* BEGIN Excerpted records *

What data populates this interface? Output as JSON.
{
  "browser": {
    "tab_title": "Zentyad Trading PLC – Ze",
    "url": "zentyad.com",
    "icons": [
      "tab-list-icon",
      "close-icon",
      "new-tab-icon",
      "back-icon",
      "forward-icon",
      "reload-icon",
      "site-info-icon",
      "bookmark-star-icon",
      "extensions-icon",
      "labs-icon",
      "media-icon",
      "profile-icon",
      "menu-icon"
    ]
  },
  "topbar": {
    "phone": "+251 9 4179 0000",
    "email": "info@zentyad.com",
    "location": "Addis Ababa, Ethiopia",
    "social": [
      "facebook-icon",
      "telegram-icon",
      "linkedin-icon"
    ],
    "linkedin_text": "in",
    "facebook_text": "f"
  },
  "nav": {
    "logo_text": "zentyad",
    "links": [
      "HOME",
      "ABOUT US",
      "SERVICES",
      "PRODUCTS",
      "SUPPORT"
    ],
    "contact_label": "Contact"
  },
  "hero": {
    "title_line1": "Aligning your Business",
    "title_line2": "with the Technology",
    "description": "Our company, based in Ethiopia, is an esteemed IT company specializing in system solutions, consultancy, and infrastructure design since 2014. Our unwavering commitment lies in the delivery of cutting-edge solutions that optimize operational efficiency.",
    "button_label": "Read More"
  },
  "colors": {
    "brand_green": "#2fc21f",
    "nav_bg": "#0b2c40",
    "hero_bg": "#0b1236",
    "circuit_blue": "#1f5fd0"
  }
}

* END Excerpted records *

-- Directions --
Extract all of the data shown above without alteration.

-- Task output --
What data populates this interface? Output as JSON.
{
  "browser": {
    "tab_title": "Zentyad Trading PLC – Ze",
    "url": "zentyad.com",
    "icons": [
      "tab-list-icon",
      "close-icon",
      "new-tab-icon",
      "back-icon",
      "forward-icon",
      "reload-icon",
      "site-info-icon",
      "bookmark-star-icon",
      "extensions-icon",
      "labs-icon",
      "media-icon",
      "profile-icon",
      "menu-icon"
    ]
  },
  "topbar": {
    "phone": "+251 9 4179 0000",
    "email": "info@zentyad.com",
    "location": "Addis Ababa, Ethiopia",
    "social": [
      "facebook-icon",
      "telegram-icon",
      "linkedin-icon"
    ],
    "linkedin_text": "in",
    "facebook_text": "f"
  },
  "nav": {
    "logo_text": "zentyad",
    "links": [
      "HOME",
      "ABOUT US",
      "SERVICES",
      "PRODUCTS",
      "SUPPORT"
    ],
    "contact_label": "Contact"
  },
  "hero": {
    "title_line1": "Aligning your Business",
    "title_line2": "with the Technology",
    "description": "Our company, based in Ethiopia, is an esteemed IT company specializing in system solutions, consultancy, and infrastructure design since 2014. Our unwavering commitment lies in the delivery of cutting-edge solutions that optimize operational efficiency.",
    "button_label": "Read More"
  },
  "colors": {
    "brand_green": "#2fc21f",
    "nav_bg": "#0b2c40",
    "hero_bg": "#0b1236",
    "circuit_blue": "#1f5fd0"
  }
}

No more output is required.